Extracted material:
>> start

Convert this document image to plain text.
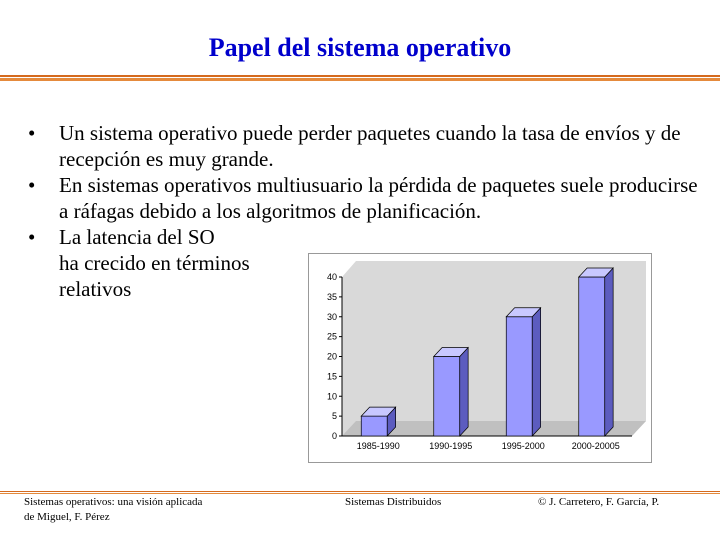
Papel del sistema operativo
• Un sistema operativo puede perder paquetes cuando la tasa de envíos y de recepción es muy grande.
• En sistemas operativos multiusuario la pérdida de paquetes suele producirse a ráfagas debido a los algoritmos de planificación.
• La latencia del SO
ha crecido en términos
relativos
0
5
10
15
20
25
30
35
40
1985-1990	1990-1995	1995-2000	2000-20005
Sistemas operativos: una visión aplicada
de Miguel, F. Pérez
Sistemas Distribuidos	© J. Carretero, F. García, P.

>> end

Problem requirements: Sift through the entries and copy every line with "paquetes".

Correct response:
• Un sistema operativo puede perder paquetes cuando la tasa de envíos y de recepción es muy grande.
• En sistemas operativos multiusuario la pérdida de paquetes suele producirse a ráfagas debido a los algoritmos de planificación.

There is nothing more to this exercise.